__Dataset rows__.
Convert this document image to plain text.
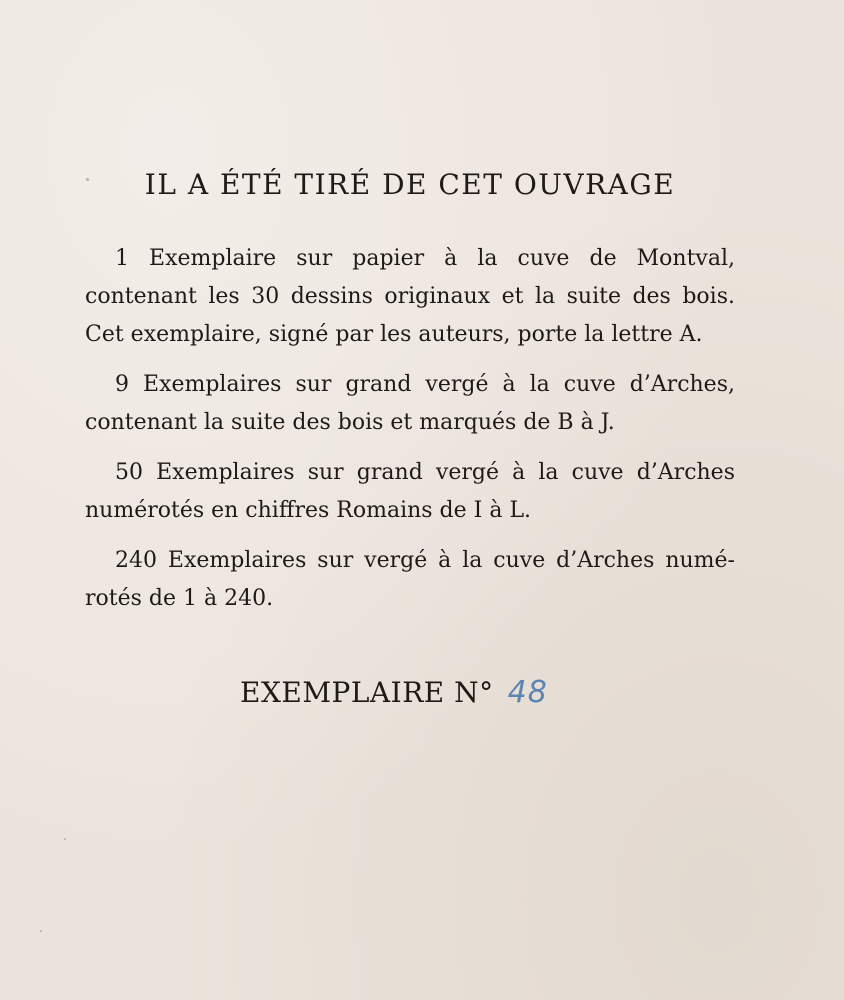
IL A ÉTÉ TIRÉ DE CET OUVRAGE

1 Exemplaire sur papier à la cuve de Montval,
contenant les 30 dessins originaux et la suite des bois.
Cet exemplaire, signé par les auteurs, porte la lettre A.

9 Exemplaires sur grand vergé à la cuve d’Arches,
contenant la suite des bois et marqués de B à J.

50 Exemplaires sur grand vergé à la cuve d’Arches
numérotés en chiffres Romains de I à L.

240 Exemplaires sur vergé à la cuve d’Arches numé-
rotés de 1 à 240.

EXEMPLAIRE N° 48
==
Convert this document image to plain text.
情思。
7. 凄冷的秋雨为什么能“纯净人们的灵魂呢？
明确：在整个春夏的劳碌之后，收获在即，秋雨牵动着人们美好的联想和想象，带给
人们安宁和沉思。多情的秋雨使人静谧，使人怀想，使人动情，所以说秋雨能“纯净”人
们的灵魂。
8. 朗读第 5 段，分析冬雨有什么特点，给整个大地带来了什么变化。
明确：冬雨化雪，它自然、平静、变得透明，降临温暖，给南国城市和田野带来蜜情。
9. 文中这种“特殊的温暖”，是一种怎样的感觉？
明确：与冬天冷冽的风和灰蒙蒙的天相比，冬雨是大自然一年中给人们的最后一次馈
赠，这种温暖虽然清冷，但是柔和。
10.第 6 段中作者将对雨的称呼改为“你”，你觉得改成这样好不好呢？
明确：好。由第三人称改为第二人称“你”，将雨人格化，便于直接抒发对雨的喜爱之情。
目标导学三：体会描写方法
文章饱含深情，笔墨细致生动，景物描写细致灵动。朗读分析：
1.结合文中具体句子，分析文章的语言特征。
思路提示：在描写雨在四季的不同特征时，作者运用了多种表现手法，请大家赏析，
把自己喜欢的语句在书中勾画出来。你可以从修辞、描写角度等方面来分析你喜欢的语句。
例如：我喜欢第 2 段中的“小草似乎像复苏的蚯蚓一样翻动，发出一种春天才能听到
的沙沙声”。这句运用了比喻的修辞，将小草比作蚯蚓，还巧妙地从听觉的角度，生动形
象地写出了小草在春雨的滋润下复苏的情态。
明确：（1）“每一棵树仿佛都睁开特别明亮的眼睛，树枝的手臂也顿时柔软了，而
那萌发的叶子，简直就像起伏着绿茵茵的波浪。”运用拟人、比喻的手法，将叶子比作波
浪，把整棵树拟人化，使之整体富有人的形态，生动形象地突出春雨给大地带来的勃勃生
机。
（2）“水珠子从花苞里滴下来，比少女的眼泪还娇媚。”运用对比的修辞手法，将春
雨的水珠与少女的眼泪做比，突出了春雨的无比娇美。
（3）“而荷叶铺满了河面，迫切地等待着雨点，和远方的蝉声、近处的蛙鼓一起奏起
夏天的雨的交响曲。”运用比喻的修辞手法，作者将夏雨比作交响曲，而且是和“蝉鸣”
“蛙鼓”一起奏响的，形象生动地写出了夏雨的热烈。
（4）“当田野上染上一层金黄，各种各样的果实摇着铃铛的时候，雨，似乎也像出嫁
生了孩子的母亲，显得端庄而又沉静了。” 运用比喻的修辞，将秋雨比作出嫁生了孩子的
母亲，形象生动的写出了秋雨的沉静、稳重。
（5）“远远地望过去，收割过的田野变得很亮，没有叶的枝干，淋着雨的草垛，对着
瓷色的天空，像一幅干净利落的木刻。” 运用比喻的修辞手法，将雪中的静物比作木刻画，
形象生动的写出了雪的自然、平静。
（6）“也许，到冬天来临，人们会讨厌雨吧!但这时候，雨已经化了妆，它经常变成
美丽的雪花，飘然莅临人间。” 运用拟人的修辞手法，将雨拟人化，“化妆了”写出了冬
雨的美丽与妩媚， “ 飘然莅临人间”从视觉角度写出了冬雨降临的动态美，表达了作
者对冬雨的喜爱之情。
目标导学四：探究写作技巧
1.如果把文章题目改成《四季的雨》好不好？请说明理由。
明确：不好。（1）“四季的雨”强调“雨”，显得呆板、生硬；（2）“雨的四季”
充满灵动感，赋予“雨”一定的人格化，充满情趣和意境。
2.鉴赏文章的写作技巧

__Task__. Find the string "Exemplaires" in the entries above and return each line that holds it.

__Exercise output__.
9 Exemplaires sur grand vergé à la cuve d’Arches,
50 Exemplaires sur grand vergé à la cuve d’Arches
240 Exemplaires sur vergé à la cuve d’Arches numé-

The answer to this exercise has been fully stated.